Part of a data file:
--------------------

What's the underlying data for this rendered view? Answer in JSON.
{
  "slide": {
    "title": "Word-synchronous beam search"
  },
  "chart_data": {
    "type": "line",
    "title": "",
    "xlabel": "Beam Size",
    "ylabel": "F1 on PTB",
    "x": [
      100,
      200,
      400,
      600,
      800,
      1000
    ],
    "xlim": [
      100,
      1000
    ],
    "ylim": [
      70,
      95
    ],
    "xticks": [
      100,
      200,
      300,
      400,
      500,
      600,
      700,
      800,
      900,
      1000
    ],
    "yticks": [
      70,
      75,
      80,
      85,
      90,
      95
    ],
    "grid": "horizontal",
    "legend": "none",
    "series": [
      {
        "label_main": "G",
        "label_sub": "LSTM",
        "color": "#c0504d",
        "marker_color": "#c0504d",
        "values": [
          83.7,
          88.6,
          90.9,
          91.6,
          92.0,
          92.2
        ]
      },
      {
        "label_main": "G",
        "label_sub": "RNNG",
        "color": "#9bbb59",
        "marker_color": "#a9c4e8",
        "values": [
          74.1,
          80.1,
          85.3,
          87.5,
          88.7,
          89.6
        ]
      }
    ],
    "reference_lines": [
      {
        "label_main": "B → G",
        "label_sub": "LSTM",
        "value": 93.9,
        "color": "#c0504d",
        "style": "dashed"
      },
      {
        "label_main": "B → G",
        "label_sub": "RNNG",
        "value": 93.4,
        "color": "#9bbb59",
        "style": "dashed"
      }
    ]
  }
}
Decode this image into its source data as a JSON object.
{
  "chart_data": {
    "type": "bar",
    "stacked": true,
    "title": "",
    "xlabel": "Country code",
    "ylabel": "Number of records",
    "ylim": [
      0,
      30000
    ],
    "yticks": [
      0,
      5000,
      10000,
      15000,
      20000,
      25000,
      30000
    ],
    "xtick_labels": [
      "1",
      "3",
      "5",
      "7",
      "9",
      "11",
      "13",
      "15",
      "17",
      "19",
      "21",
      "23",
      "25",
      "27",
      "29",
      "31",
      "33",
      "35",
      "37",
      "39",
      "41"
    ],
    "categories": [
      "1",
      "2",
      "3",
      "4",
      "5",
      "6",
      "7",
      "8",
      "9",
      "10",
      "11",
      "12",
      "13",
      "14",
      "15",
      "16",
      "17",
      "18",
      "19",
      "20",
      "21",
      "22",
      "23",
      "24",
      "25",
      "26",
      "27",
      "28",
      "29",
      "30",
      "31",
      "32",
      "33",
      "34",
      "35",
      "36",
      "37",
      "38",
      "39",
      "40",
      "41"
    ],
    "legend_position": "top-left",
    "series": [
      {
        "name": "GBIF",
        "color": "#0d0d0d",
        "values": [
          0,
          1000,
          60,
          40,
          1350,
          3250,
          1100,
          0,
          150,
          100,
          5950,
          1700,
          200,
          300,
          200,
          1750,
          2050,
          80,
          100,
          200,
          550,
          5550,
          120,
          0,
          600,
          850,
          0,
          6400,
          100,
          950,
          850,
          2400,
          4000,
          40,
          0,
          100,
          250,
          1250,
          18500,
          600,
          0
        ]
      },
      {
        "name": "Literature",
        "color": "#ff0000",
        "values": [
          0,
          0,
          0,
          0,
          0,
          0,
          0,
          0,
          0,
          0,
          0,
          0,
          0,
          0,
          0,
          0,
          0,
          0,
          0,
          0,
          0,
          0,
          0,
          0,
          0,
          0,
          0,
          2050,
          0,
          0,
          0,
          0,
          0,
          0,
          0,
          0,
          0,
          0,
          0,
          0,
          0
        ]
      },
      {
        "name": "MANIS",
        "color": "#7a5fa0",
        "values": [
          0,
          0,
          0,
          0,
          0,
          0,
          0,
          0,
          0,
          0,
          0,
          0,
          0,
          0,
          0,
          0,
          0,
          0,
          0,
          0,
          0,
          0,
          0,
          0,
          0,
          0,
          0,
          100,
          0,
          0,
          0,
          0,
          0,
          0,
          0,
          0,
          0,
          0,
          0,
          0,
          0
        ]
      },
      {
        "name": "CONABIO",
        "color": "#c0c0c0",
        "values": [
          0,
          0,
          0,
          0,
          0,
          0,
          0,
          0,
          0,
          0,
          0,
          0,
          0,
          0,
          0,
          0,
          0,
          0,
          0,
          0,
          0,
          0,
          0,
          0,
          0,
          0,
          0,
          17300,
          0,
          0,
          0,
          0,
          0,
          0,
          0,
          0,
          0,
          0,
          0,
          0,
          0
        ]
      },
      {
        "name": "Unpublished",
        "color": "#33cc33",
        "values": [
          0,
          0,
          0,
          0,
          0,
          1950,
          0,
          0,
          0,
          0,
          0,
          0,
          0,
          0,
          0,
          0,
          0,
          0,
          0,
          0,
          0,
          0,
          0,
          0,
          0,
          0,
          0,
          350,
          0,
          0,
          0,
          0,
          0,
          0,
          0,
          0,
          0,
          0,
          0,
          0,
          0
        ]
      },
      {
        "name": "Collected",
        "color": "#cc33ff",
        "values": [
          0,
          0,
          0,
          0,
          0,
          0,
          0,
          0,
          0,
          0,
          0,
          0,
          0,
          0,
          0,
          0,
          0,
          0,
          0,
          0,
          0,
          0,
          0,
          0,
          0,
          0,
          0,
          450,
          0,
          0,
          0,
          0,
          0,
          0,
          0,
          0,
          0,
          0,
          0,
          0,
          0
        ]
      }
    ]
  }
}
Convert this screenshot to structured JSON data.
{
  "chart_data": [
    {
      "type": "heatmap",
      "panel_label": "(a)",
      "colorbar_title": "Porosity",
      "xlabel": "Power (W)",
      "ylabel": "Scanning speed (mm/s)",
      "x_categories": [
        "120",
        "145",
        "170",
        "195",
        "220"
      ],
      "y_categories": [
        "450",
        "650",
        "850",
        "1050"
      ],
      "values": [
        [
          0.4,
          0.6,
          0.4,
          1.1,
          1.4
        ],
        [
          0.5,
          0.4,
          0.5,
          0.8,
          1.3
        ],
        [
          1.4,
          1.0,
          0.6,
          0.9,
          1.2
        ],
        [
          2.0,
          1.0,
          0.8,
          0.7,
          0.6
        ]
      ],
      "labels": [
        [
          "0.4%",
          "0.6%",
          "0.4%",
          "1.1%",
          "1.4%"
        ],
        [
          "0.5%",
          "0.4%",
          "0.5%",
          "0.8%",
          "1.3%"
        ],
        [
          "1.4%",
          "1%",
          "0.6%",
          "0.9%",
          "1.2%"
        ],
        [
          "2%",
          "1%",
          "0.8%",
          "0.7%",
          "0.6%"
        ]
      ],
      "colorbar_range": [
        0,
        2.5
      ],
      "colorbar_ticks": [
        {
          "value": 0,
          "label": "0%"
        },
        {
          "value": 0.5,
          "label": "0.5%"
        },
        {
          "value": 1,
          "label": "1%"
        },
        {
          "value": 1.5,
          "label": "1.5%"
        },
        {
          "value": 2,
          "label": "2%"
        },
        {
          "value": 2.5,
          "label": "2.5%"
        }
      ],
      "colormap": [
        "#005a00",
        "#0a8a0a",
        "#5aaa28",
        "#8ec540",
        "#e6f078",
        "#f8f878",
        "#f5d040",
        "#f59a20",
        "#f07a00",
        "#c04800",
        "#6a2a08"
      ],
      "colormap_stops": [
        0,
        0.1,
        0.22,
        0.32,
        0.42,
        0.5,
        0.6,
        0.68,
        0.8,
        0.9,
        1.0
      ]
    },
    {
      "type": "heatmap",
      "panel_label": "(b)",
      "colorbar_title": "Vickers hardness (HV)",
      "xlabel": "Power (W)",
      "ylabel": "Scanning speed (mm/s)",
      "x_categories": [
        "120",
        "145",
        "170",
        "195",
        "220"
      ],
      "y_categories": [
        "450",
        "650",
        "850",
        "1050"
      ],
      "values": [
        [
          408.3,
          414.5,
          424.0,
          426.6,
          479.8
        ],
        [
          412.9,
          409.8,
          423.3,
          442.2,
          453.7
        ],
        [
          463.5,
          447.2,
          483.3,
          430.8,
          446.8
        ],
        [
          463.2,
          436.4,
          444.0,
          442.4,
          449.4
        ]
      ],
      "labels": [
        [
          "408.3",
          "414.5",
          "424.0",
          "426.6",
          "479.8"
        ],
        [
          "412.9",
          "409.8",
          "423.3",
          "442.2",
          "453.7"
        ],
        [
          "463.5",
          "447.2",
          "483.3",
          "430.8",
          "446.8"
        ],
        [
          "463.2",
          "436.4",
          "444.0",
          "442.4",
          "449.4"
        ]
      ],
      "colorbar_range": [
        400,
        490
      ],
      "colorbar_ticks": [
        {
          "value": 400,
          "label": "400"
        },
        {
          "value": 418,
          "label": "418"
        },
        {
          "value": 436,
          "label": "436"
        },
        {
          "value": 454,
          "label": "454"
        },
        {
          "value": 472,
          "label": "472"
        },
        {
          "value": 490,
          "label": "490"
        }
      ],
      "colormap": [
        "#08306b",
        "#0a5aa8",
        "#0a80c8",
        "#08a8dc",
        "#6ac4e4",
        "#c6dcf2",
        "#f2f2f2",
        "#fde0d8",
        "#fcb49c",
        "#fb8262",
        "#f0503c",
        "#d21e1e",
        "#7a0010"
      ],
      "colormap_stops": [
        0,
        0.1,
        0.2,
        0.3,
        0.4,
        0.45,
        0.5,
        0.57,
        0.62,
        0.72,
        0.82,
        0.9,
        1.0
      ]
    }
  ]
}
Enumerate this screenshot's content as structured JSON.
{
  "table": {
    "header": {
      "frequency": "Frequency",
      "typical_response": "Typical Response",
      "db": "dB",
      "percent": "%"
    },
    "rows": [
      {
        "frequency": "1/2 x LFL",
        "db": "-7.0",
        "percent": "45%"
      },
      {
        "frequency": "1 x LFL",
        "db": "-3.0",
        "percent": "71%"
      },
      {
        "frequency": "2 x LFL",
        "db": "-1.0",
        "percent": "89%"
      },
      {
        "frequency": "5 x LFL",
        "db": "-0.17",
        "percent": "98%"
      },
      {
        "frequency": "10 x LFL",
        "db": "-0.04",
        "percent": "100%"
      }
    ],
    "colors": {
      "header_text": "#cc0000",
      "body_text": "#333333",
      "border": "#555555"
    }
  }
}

--------------------

Task description —
What needs duplicating is the run of lines from the one containing "Enumerate this screenshot's" through the last line of the entries above, exact and complete.

Result of the exercise —
Enumerate this screenshot's content as structured JSON.
{
  "table": {
    "header": {
      "frequency": "Frequency",
      "typical_response": "Typical Response",
      "db": "dB",
      "percent": "%"
    },
    "rows": [
      {
        "frequency": "1/2 x LFL",
        "db": "-7.0",
        "percent": "45%"
      },
      {
        "frequency": "1 x LFL",
        "db": "-3.0",
        "percent": "71%"
      },
      {
        "frequency": "2 x LFL",
        "db": "-1.0",
        "percent": "89%"
      },
      {
        "frequency": "5 x LFL",
        "db": "-0.17",
        "percent": "98%"
      },
      {
        "frequency": "10 x LFL",
        "db": "-0.04",
        "percent": "100%"
      }
    ],
    "colors": {
      "header_text": "#cc0000",
      "body_text": "#333333",
      "border": "#555555"
    }
  }
}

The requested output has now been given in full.